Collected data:

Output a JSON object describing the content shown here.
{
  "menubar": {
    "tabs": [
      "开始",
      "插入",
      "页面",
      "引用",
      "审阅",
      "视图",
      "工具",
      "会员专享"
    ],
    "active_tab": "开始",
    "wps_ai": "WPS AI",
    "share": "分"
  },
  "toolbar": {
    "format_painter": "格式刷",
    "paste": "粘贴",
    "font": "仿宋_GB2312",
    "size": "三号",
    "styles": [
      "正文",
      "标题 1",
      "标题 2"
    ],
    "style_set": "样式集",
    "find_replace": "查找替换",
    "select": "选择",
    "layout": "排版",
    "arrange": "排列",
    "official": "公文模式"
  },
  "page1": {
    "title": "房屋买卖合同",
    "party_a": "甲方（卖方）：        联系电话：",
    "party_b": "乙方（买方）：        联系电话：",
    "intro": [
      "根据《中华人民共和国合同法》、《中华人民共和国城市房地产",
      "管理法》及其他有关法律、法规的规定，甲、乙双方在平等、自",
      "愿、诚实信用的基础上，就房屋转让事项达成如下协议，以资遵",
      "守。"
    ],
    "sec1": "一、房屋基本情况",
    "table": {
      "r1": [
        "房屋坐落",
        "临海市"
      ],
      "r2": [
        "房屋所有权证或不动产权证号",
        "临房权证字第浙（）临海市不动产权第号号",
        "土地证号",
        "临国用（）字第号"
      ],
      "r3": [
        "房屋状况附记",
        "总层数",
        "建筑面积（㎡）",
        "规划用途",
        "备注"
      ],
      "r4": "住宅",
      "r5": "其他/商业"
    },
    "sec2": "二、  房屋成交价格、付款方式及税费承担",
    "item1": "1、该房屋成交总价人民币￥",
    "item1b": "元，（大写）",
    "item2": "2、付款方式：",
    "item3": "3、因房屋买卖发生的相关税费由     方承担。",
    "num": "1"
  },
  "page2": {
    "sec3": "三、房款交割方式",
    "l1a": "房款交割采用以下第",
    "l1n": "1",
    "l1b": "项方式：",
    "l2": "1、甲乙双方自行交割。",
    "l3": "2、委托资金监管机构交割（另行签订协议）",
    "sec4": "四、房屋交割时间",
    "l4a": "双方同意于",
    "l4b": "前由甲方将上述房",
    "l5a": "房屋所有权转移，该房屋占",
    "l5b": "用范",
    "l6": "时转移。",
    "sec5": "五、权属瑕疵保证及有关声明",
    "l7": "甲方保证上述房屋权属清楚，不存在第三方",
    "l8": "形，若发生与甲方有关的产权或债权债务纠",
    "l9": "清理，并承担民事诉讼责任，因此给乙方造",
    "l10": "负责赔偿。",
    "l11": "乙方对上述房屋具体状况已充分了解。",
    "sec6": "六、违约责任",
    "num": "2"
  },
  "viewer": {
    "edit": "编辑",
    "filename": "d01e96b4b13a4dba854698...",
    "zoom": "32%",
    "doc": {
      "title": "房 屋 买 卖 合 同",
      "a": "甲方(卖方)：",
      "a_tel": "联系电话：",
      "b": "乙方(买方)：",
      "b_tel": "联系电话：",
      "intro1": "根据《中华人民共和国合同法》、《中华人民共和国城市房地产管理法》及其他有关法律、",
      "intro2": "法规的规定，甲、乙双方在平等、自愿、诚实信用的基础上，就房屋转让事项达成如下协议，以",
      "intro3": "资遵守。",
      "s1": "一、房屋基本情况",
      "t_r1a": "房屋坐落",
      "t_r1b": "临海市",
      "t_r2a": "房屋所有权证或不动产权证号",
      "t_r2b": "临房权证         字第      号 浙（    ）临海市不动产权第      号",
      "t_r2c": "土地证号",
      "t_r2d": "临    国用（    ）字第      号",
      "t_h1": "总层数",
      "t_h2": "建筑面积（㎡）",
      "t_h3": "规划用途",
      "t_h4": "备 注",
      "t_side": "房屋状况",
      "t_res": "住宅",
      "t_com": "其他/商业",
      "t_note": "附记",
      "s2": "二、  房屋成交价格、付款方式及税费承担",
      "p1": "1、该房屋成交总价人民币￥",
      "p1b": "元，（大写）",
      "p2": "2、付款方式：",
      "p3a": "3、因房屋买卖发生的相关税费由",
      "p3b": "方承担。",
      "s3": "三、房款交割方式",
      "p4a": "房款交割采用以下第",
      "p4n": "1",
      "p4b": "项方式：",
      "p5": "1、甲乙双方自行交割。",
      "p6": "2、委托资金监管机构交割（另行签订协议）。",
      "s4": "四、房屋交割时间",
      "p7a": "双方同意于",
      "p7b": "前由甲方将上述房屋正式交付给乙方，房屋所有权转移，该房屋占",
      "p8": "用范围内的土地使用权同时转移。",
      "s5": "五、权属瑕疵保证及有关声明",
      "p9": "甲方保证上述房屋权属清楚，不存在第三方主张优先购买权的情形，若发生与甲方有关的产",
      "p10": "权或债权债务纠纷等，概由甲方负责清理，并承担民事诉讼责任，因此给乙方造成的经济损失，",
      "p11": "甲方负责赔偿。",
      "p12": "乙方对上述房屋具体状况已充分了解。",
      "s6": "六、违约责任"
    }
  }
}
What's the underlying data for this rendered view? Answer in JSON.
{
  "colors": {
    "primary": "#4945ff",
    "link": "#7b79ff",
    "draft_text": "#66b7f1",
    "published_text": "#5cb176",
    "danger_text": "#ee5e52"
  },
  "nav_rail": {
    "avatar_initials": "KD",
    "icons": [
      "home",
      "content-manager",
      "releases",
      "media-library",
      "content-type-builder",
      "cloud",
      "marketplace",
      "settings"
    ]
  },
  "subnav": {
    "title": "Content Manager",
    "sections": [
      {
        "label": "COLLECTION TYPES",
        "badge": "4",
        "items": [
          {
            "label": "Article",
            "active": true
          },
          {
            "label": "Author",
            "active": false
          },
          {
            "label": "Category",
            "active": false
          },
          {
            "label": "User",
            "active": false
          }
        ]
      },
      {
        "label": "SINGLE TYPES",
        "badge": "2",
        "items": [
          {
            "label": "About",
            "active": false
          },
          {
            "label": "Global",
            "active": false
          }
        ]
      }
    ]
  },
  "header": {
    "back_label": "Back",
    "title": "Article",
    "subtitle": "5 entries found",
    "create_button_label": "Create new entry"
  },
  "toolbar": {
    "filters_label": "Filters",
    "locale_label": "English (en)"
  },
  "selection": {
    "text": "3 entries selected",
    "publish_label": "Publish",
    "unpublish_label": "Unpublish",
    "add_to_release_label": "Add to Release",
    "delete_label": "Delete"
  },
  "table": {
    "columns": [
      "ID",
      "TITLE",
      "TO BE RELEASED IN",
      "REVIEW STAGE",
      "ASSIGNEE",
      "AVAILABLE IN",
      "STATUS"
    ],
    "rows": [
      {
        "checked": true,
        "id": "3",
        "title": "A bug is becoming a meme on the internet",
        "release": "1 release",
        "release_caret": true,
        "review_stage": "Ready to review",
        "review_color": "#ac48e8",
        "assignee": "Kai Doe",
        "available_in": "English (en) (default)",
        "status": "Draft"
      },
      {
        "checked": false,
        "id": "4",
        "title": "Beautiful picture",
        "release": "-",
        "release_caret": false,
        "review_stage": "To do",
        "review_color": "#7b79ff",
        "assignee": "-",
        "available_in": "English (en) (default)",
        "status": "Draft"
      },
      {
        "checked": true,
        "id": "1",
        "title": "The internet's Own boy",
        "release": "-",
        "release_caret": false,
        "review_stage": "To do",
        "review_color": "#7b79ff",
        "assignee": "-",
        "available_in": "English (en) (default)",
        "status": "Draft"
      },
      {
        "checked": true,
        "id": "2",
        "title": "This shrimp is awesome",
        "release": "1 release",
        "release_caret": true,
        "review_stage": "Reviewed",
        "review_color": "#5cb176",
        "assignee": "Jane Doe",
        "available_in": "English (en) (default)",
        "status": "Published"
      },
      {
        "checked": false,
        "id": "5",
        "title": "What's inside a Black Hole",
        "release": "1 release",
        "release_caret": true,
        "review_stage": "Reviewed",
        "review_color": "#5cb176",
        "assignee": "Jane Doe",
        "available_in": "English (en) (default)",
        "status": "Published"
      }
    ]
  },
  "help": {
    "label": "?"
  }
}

_GIVEN TASK_.
Only lines with the word "另行签订协议" should be collected from the material.

_RESPONSE FOR THIS EXERCISE_.
    "l3": "2、委托资金监管机构交割（另行签订协议）",
      "p6": "2、委托资金监管机构交割（另行签订协议）。",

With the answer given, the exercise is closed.